Extracted entries:
^^^^
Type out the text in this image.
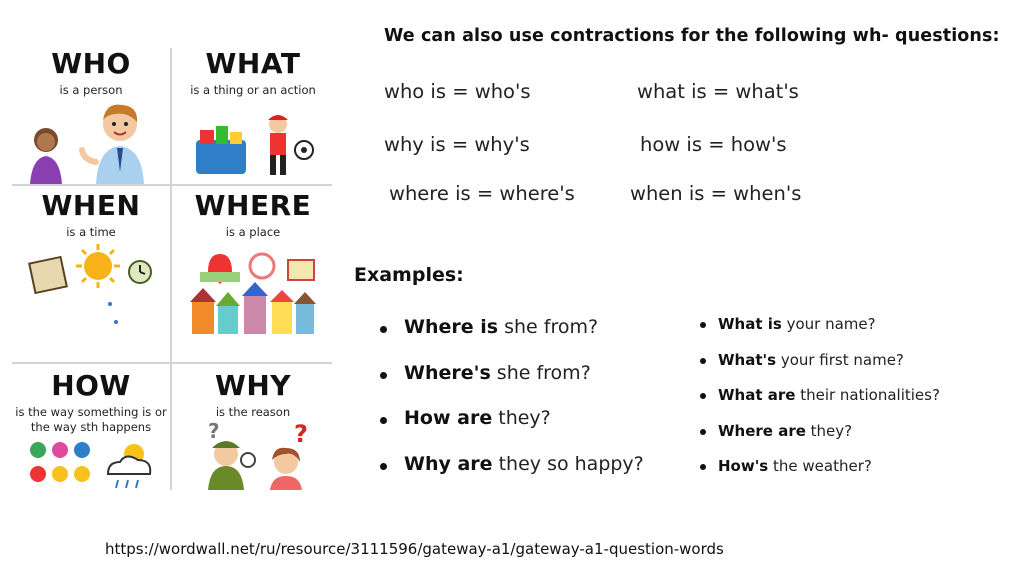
WHO
is a person
WHAT
is a thing or an action
WHEN
is a time
WHERE
is a place
HOW
is the way something is or
the way sth happens
WHY
is the reason
?	?
We can also use contractions for the following wh- questions:
who is = who's	what is = what's
why is = why's	how is = how's
where is = where's	when is = when's
Examples:
Where is she from?
Where's she from?
How are they?
Why are they so happy?
What is your name?
What's your first name?
What are their nationalities?
Where are they?
How's the weather?
https://wordwall.net/ru/resource/3111596/gateway-a1/gateway-a1-question-words
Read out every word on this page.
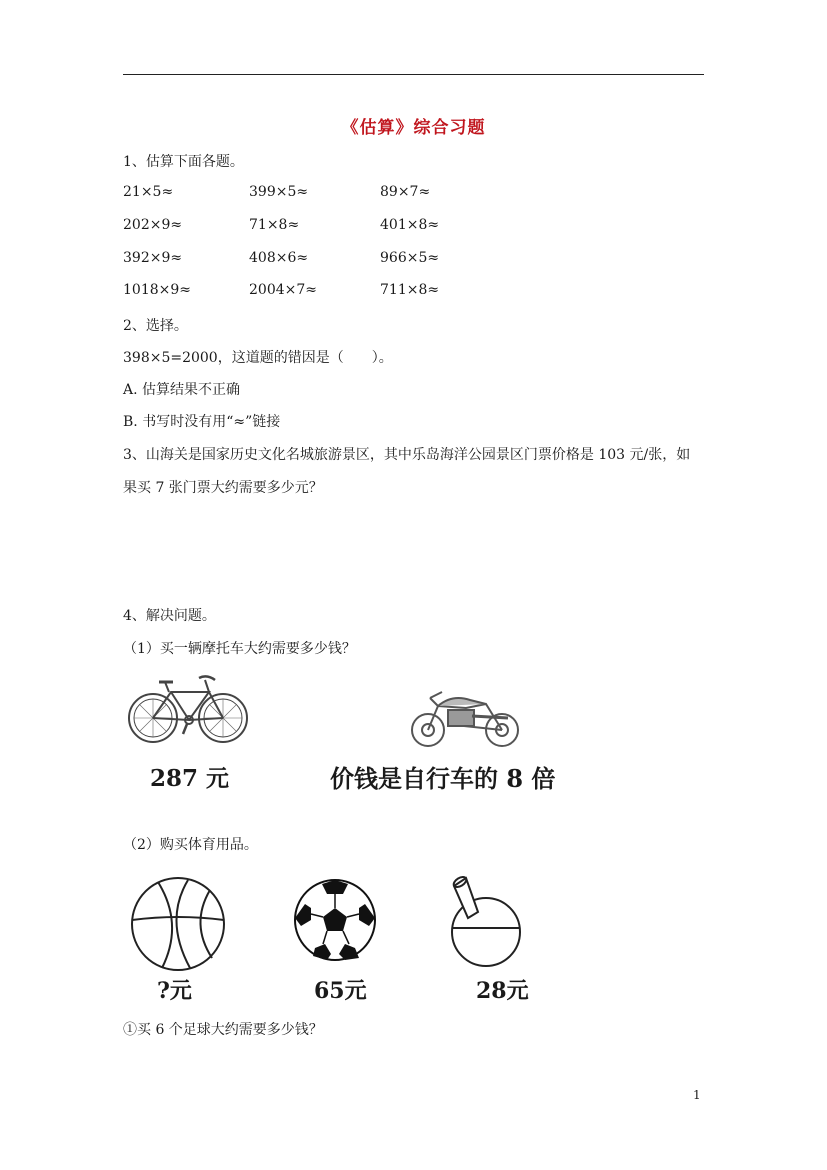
《估算》综合习题
1、估算下面各题。
21×5≈	399×5≈	89×7≈
202×9≈	71×8≈	401×8≈
392×9≈	408×6≈	966×5≈
1018×9≈	2004×7≈	711×8≈
2、选择。
398×5=2000，这道题的错因是（　　）。
A. 估算结果不正确
B. 书写时没有用“≈”链接
3、山海关是国家历史文化名城旅游景区，其中乐岛海洋公园景区门票价格是 103 元/张，如
果买 7 张门票大约需要多少元？
4、解决问题。
（1）买一辆摩托车大约需要多少钱？
287 元	价钱是自行车的 8 倍
（2）购买体育用品。
?元	65元	28元
①买 6 个足球大约需要多少钱？
1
^^^^
Instructions to follow: Give only the number of lines in the entries above that contain the string "name".

Final answer: 2